Everything in the listing except the pictures should be written out exactly.

> Exercise input:
++++++++++++++++++++
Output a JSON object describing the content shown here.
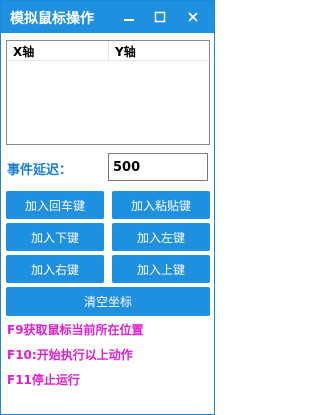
{
  "window": {
    "title": "模拟鼠标操作"
  },
  "titlebar_buttons": [
    {
      "icon": "minimize-icon"
    },
    {
      "icon": "maximize-icon"
    },
    {
      "icon": "close-icon"
    }
  ],
  "listview": {
    "columns": [
      "X轴",
      "Y轴"
    ],
    "rows": []
  },
  "delay": {
    "label": "事件延迟：",
    "value": "500"
  },
  "buttons": {
    "add_enter": "加入回车键",
    "add_paste": "加入粘贴键",
    "add_down": "加入下键",
    "add_left": "加入左键",
    "add_right": "加入右键",
    "add_up": "加入上键",
    "clear": "清空坐标"
  },
  "hotkeys": [
    "F9获取鼠标当前所在位置",
    "F10:开始执行以上动作",
    "F11停止运行"
  ],
  "colors": {
    "accent": "#1f8fe0",
    "label_blue": "#1a7fd4",
    "hotkey_magenta": "#e01fd0"
  }
}
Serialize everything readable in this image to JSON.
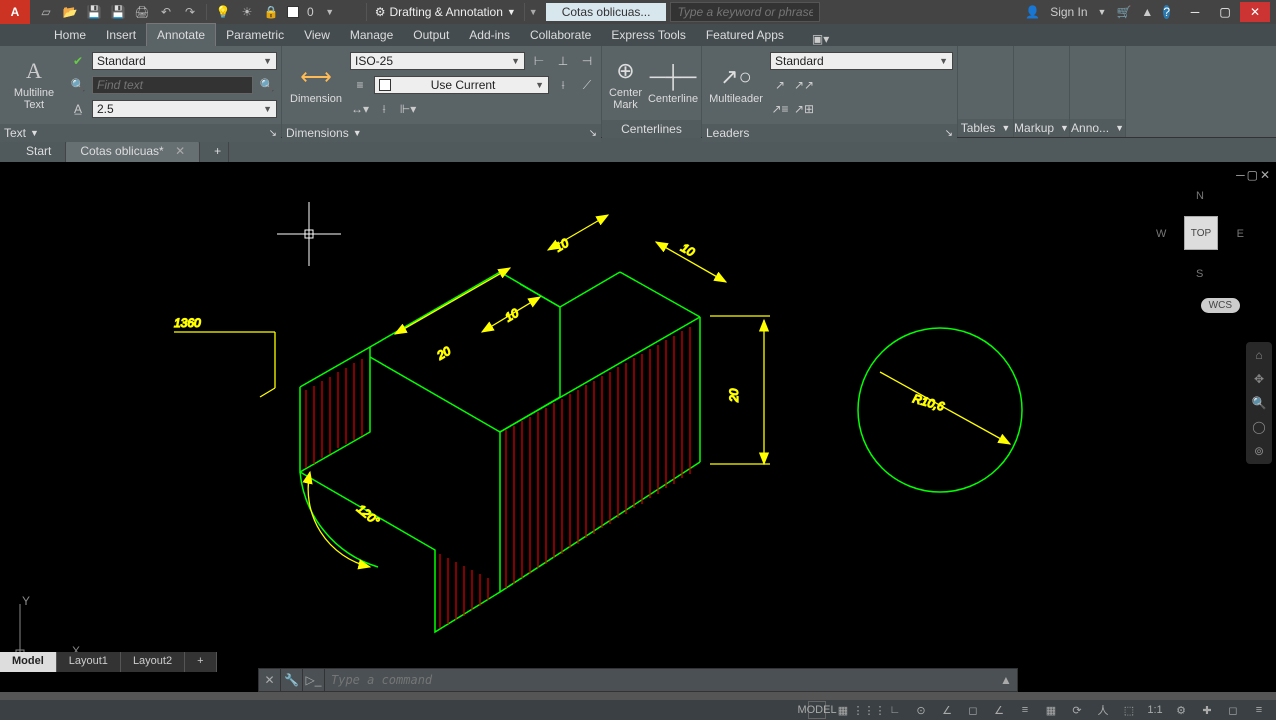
{
  "title": {
    "workspace": "Drafting & Annotation",
    "doc": "Cotas oblicuas...",
    "search_ph": "Type a keyword or phrase",
    "sign_in": "Sign In",
    "layer_number": "0"
  },
  "ribbon_tabs": [
    "Home",
    "Insert",
    "Annotate",
    "Parametric",
    "View",
    "Manage",
    "Output",
    "Add-ins",
    "Collaborate",
    "Express Tools",
    "Featured Apps"
  ],
  "ribbon": {
    "text": {
      "big": "Multiline\nText",
      "style": "Standard",
      "find_ph": "Find text",
      "height": "2.5",
      "title": "Text"
    },
    "dim": {
      "big": "Dimension",
      "style": "ISO-25",
      "layer": "Use Current",
      "title": "Dimensions"
    },
    "center": {
      "mark": "Center\nMark",
      "line": "Centerline",
      "title": "Centerlines"
    },
    "leader": {
      "big": "Multileader",
      "style": "Standard",
      "title": "Leaders"
    },
    "tables": "Tables",
    "markup": "Markup",
    "anno": "Anno..."
  },
  "doc_tabs": {
    "start": "Start",
    "file": "Cotas oblicuas*"
  },
  "cmd_ph": "Type a command",
  "layout_tabs": [
    "Model",
    "Layout1",
    "Layout2"
  ],
  "status": {
    "model": "MODEL",
    "scale": "1:1"
  },
  "nav": {
    "top": "TOP",
    "n": "N",
    "s": "S",
    "e": "E",
    "w": "W",
    "wcs": "WCS"
  },
  "ucs": {
    "y": "Y",
    "x": "X"
  },
  "drawing": {
    "d1": "1360",
    "d2": "20",
    "d3": "10",
    "d4": "10",
    "d5": "10",
    "d6": "20",
    "ang": "120°",
    "rad": "R10,6"
  }
}
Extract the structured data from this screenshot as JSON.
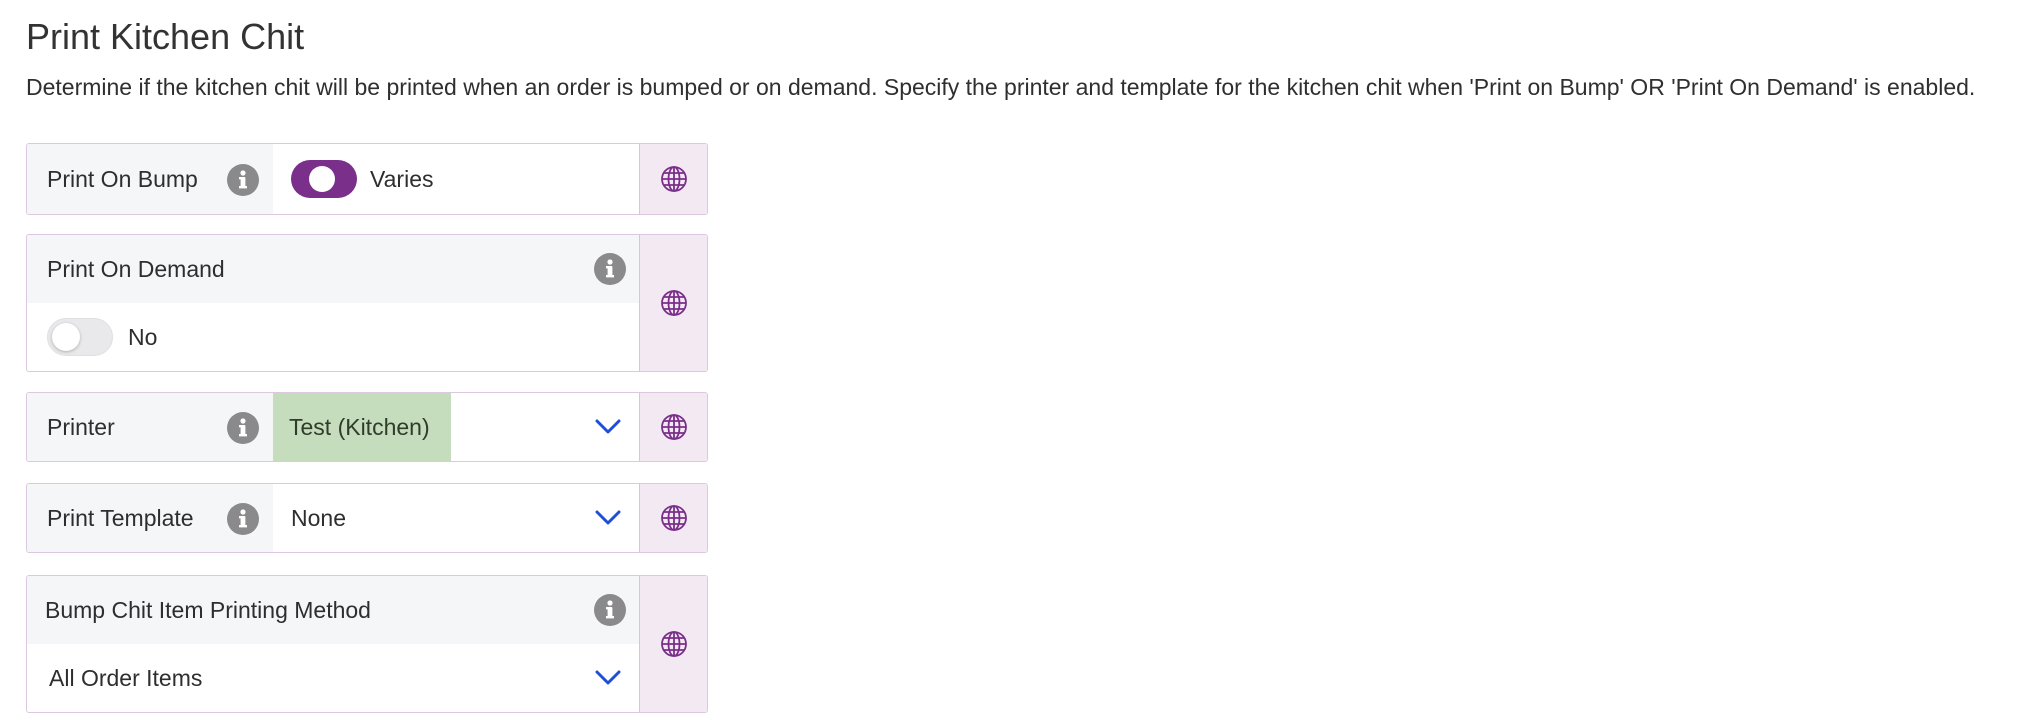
{
  "header": {
    "title": "Print Kitchen Chit",
    "description": "Determine if the kitchen chit will be printed when an order is bumped or on demand. Specify the printer and template for the kitchen chit when 'Print on Bump' OR 'Print On Demand' is enabled."
  },
  "settings": {
    "print_on_bump": {
      "label": "Print On Bump",
      "value": "Varies",
      "toggle_state": "on"
    },
    "print_on_demand": {
      "label": "Print On Demand",
      "value": "No",
      "toggle_state": "off"
    },
    "printer": {
      "label": "Printer",
      "selected": "Test (Kitchen)"
    },
    "print_template": {
      "label": "Print Template",
      "selected": "None"
    },
    "bump_chit_method": {
      "label": "Bump Chit Item Printing Method",
      "selected": "All Order Items"
    }
  },
  "icons": {
    "info": "info-icon",
    "globe": "globe-icon",
    "chevron": "chevron-down-icon"
  },
  "colors": {
    "toggle_on": "#7a2f8a",
    "globe_bg": "#f3e9f3",
    "chevron": "#1f4fd8",
    "selected_chip": "#c5dcbd",
    "label_bg": "#f5f6f8"
  }
}
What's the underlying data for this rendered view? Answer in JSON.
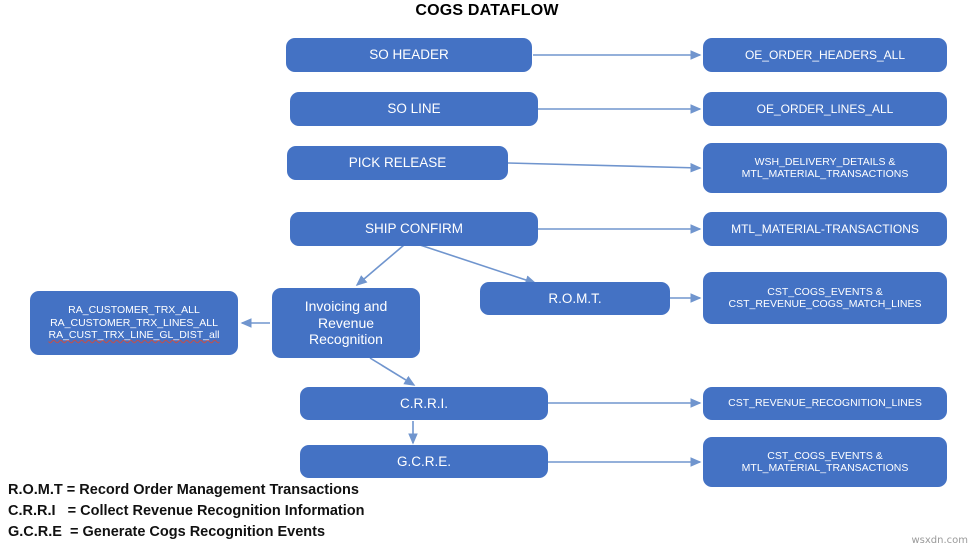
{
  "title": "COGS DATAFLOW",
  "colors": {
    "node_fill": "#4472C4",
    "node_text": "#FFFFFF",
    "arrow": "#7095CE",
    "title_text": "#000000",
    "legend_text": "#111111",
    "spellcheck_underline": "#C0504D",
    "background": "#FFFFFF"
  },
  "nodes": {
    "so_header": {
      "label": "SO HEADER"
    },
    "so_line": {
      "label": "SO LINE"
    },
    "pick_release": {
      "label": "PICK RELEASE"
    },
    "ship_confirm": {
      "label": "SHIP CONFIRM"
    },
    "invoicing": {
      "line1": "Invoicing and",
      "line2": "Revenue",
      "line3": "Recognition"
    },
    "romt": {
      "label": "R.O.M.T."
    },
    "crri": {
      "label": "C.R.R.I."
    },
    "gcre": {
      "label": "G.C.R.E."
    },
    "oe_order_headers_all": {
      "label": "OE_ORDER_HEADERS_ALL"
    },
    "oe_order_lines_all": {
      "label": "OE_ORDER_LINES_ALL"
    },
    "wsh_delivery": {
      "line1": "WSH_DELIVERY_DETAILS &",
      "line2": "MTL_MATERIAL_TRANSACTIONS"
    },
    "mtl_material_transactions": {
      "label": "MTL_MATERIAL-TRANSACTIONS"
    },
    "cst_cogs_events_match": {
      "line1": "CST_COGS_EVENTS &",
      "line2": "CST_REVENUE_COGS_MATCH_LINES"
    },
    "ra_tables": {
      "line1": "RA_CUSTOMER_TRX_ALL",
      "line2": "RA_CUSTOMER_TRX_LINES_ALL",
      "line3": "RA_CUST_TRX_LINE_GL_DIST_all"
    },
    "cst_revenue_recognition_lines": {
      "label": "CST_REVENUE_RECOGNITION_LINES"
    },
    "cst_cogs_events_mtl": {
      "line1": "CST_COGS_EVENTS &",
      "line2": "MTL_MATERIAL_TRANSACTIONS"
    }
  },
  "legend": {
    "line1": "R.O.M.T = Record Order Management Transactions",
    "line2": "C.R.R.I   = Collect Revenue Recognition Information",
    "line3": "G.C.R.E  = Generate Cogs Recognition Events"
  },
  "watermark": "wsxdn.com"
}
++++++++++++++++++++
> Result of the exercise:
Output a JSON object describing the content shown here.
{
  "window": {
    "title": "模拟鼠标操作"
  },
  "titlebar_buttons": [
    {
      "icon": "minimize-icon"
    },
    {
      "icon": "maximize-icon"
    },
    {
      "icon": "close-icon"
    }
  ],
  "listview": {
    "columns": [
      "X轴",
      "Y轴"
    ],
    "rows": []
  },
  "delay": {
    "label": "事件延迟：",
    "value": "500"
  },
  "buttons": {
    "add_enter": "加入回车键",
    "add_paste": "加入粘贴键",
    "add_down": "加入下键",
    "add_left": "加入左键",
    "add_right": "加入右键",
    "add_up": "加入上键",
    "clear": "清空坐标"
  },
  "hotkeys": [
    "F9获取鼠标当前所在位置",
    "F10:开始执行以上动作",
    "F11停止运行"
  ],
  "colors": {
    "accent": "#1f8fe0",
    "label_blue": "#1a7fd4",
    "hotkey_magenta": "#e01fd0"
  }
}
Serialize everything readable in this image to JSON.
{
  "title": {
    "workspace": "Drafting & Annotation",
    "doc": "Cotas oblicuas...",
    "search_ph": "Type a keyword or phrase",
    "sign_in": "Sign In",
    "layer_number": "0"
  },
  "ribbon_tabs": [
    "Home",
    "Insert",
    "Annotate",
    "Parametric",
    "View",
    "Manage",
    "Output",
    "Add-ins",
    "Collaborate",
    "Express Tools",
    "Featured Apps"
  ],
  "ribbon": {
    "text": {
      "big": "Multiline\nText",
      "style": "Standard",
      "find_ph": "Find text",
      "height": "2.5",
      "title": "Text"
    },
    "dim": {
      "big": "Dimension",
      "style": "ISO-25",
      "layer": "Use Current",
      "title": "Dimensions"
    },
    "center": {
      "mark": "Center\nMark",
      "line": "Centerline",
      "title": "Centerlines"
    },
    "leader": {
      "big": "Multileader",
      "style": "Standard",
      "title": "Leaders"
    },
    "tables": "Tables",
    "markup": "Markup",
    "anno": "Anno..."
  },
  "doc_tabs": {
    "start": "Start",
    "file": "Cotas oblicuas*"
  },
  "cmd_ph": "Type a command",
  "layout_tabs": [
    "Model",
    "Layout1",
    "Layout2"
  ],
  "status": {
    "model": "MODEL",
    "scale": "1:1"
  },
  "nav": {
    "top": "TOP",
    "n": "N",
    "s": "S",
    "e": "E",
    "w": "W",
    "wcs": "WCS"
  },
  "ucs": {
    "y": "Y",
    "x": "X"
  },
  "drawing": {
    "d1": "1360",
    "d2": "20",
    "d3": "10",
    "d4": "10",
    "d5": "10",
    "d6": "20",
    "ang": "120°",
    "rad": "R10,6"
  }
}
Extract the structured data from this screenshot as JSON.
{
  "header": {
    "title": "Print Kitchen Chit",
    "description": "Determine if the kitchen chit will be printed when an order is bumped or on demand. Specify the printer and template for the kitchen chit when 'Print on Bump' OR 'Print On Demand' is enabled."
  },
  "settings": {
    "print_on_bump": {
      "label": "Print On Bump",
      "value": "Varies",
      "toggle_state": "on"
    },
    "print_on_demand": {
      "label": "Print On Demand",
      "value": "No",
      "toggle_state": "off"
    },
    "printer": {
      "label": "Printer",
      "selected": "Test (Kitchen)"
    },
    "print_template": {
      "label": "Print Template",
      "selected": "None"
    },
    "bump_chit_method": {
      "label": "Bump Chit Item Printing Method",
      "selected": "All Order Items"
    }
  },
  "icons": {
    "info": "info-icon",
    "globe": "globe-icon",
    "chevron": "chevron-down-icon"
  },
  "colors": {
    "toggle_on": "#7a2f8a",
    "globe_bg": "#f3e9f3",
    "chevron": "#1f4fd8",
    "selected_chip": "#c5dcbd",
    "label_bg": "#f5f6f8"
  }
}
What's the underlying data for this rendered view? Answer in JSON.
{
  "title": "COGS DATAFLOW",
  "colors": {
    "node_fill": "#4472C4",
    "node_text": "#FFFFFF",
    "arrow": "#7095CE",
    "title_text": "#000000",
    "legend_text": "#111111",
    "spellcheck_underline": "#C0504D",
    "background": "#FFFFFF"
  },
  "nodes": {
    "so_header": {
      "label": "SO HEADER"
    },
    "so_line": {
      "label": "SO LINE"
    },
    "pick_release": {
      "label": "PICK RELEASE"
    },
    "ship_confirm": {
      "label": "SHIP CONFIRM"
    },
    "invoicing": {
      "line1": "Invoicing and",
      "line2": "Revenue",
      "line3": "Recognition"
    },
    "romt": {
      "label": "R.O.M.T."
    },
    "crri": {
      "label": "C.R.R.I."
    },
    "gcre": {
      "label": "G.C.R.E."
    },
    "oe_order_headers_all": {
      "label": "OE_ORDER_HEADERS_ALL"
    },
    "oe_order_lines_all": {
      "label": "OE_ORDER_LINES_ALL"
    },
    "wsh_delivery": {
      "line1": "WSH_DELIVERY_DETAILS &",
      "line2": "MTL_MATERIAL_TRANSACTIONS"
    },
    "mtl_material_transactions": {
      "label": "MTL_MATERIAL-TRANSACTIONS"
    },
    "cst_cogs_events_match": {
      "line1": "CST_COGS_EVENTS &",
      "line2": "CST_REVENUE_COGS_MATCH_LINES"
    },
    "ra_tables": {
      "line1": "RA_CUSTOMER_TRX_ALL",
      "line2": "RA_CUSTOMER_TRX_LINES_ALL",
      "line3": "RA_CUST_TRX_LINE_GL_DIST_all"
    },
    "cst_revenue_recognition_lines": {
      "label": "CST_REVENUE_RECOGNITION_LINES"
    },
    "cst_cogs_events_mtl": {
      "line1": "CST_COGS_EVENTS &",
      "line2": "MTL_MATERIAL_TRANSACTIONS"
    }
  },
  "legend": {
    "line1": "R.O.M.T = Record Order Management Transactions",
    "line2": "C.R.R.I   = Collect Revenue Recognition Information",
    "line3": "G.C.R.E  = Generate Cogs Recognition Events"
  },
  "watermark": "wsxdn.com"
}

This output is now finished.